··· INPUT

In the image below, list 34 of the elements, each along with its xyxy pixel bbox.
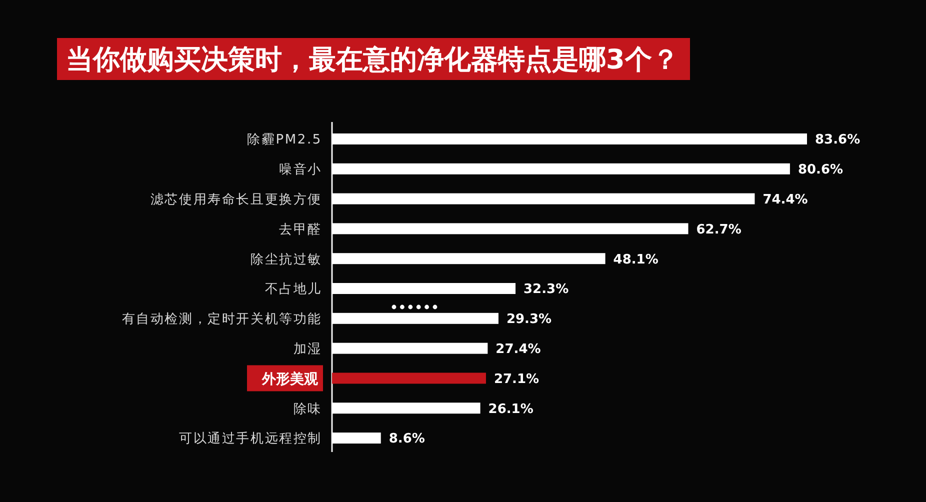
y-tick-label: 除味 xyxy=(293,402,322,417)
bar xyxy=(332,193,755,204)
y-tick-label: 有自动检测，定时开关机等功能 xyxy=(122,312,322,328)
bar xyxy=(332,163,790,174)
data-label: 32.3% xyxy=(524,282,569,298)
y-tick-label: 去甲醛 xyxy=(279,222,322,238)
data-label: 8.6% xyxy=(388,432,425,447)
data-label: 48.1% xyxy=(613,252,658,268)
data-label: 83.6% xyxy=(815,132,860,148)
data-label: 62.7% xyxy=(696,222,742,238)
y-tick-label: 可以通过手机远程控制 xyxy=(179,432,322,447)
data-label: 80.6% xyxy=(798,162,844,178)
bar xyxy=(332,312,498,324)
bar xyxy=(332,402,480,414)
data-label: 29.3% xyxy=(506,312,552,328)
bar xyxy=(332,372,486,384)
bar xyxy=(332,342,488,354)
y-tick-label: 不占地儿 xyxy=(264,282,322,298)
bar xyxy=(332,253,606,264)
bar xyxy=(332,133,807,144)
y-tick-label: 加湿 xyxy=(293,342,322,357)
bar xyxy=(332,283,516,294)
y-tick-label: 除尘抗过敏 xyxy=(250,252,322,268)
data-label: 74.4% xyxy=(762,192,808,208)
y-tick-label: 滤芯使用寿命长且更换方便 xyxy=(150,191,322,208)
y-tick-label: 除霾PM2.5 xyxy=(247,132,322,148)
bar xyxy=(332,223,688,234)
data-label: 27.4% xyxy=(496,342,541,357)
data-label: 27.1% xyxy=(494,372,540,387)
y-tick-label: 外形美观 xyxy=(261,370,319,388)
chart-title: 当你做购买决策时，最在意的净化器特点是哪3个？ xyxy=(66,44,679,76)
y-tick-label: 噪音小 xyxy=(279,162,322,178)
data-label: 26.1% xyxy=(488,402,534,417)
bar xyxy=(332,432,381,444)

······

Express each line of the rows above as a JSON list of strings, one string per line, omitting blank lines and the picture.

## EXERCISE RESULT:
[
  "In the image below, list 34 of the elements, each along with its xyxy pixel bbox.",
  "y-tick-label: 除味 xyxy=(293,402,322,417)",
  "bar xyxy=(332,193,755,204)",
  "y-tick-label: 有自动检测，定时开关机等功能 xyxy=(122,312,322,328)",
  "bar xyxy=(332,163,790,174)",
  "data-label: 32.3% xyxy=(524,282,569,298)",
  "y-tick-label: 去甲醛 xyxy=(279,222,322,238)",
  "data-label: 8.6% xyxy=(388,432,425,447)",
  "data-label: 48.1% xyxy=(613,252,658,268)",
  "data-label: 83.6% xyxy=(815,132,860,148)",
  "data-label: 62.7% xyxy=(696,222,742,238)",
  "y-tick-label: 可以通过手机远程控制 xyxy=(179,432,322,447)",
  "data-label: 80.6% xyxy=(798,162,844,178)",
  "bar xyxy=(332,312,498,324)",
  "bar xyxy=(332,402,480,414)",
  "data-label: 29.3% xyxy=(506,312,552,328)",
  "bar xyxy=(332,372,486,384)",
  "bar xyxy=(332,342,488,354)",
  "y-tick-label: 不占地儿 xyxy=(264,282,322,298)",
  "bar xyxy=(332,253,606,264)",
  "bar xyxy=(332,133,807,144)",
  "y-tick-label: 加湿 xyxy=(293,342,322,357)",
  "bar xyxy=(332,283,516,294)",
  "y-tick-label: 除尘抗过敏 xyxy=(250,252,322,268)",
  "data-label: 74.4% xyxy=(762,192,808,208)",
  "y-tick-label: 滤芯使用寿命长且更换方便 xyxy=(150,191,322,208)",
  "y-tick-label: 除霾PM2.5 xyxy=(247,132,322,148)",
  "bar xyxy=(332,223,688,234)",
  "data-label: 27.4% xyxy=(496,342,541,357)",
  "data-label: 27.1% xyxy=(494,372,540,387)",
  "y-tick-label: 外形美观 xyxy=(261,370,319,388)",
  "chart-title: 当你做购买决策时，最在意的净化器特点是哪3个？ xyxy=(66,44,679,76)",
  "y-tick-label: 噪音小 xyxy=(279,162,322,178)",
  "data-label: 26.1% xyxy=(488,402,534,417)",
  "bar xyxy=(332,432,381,444)"
]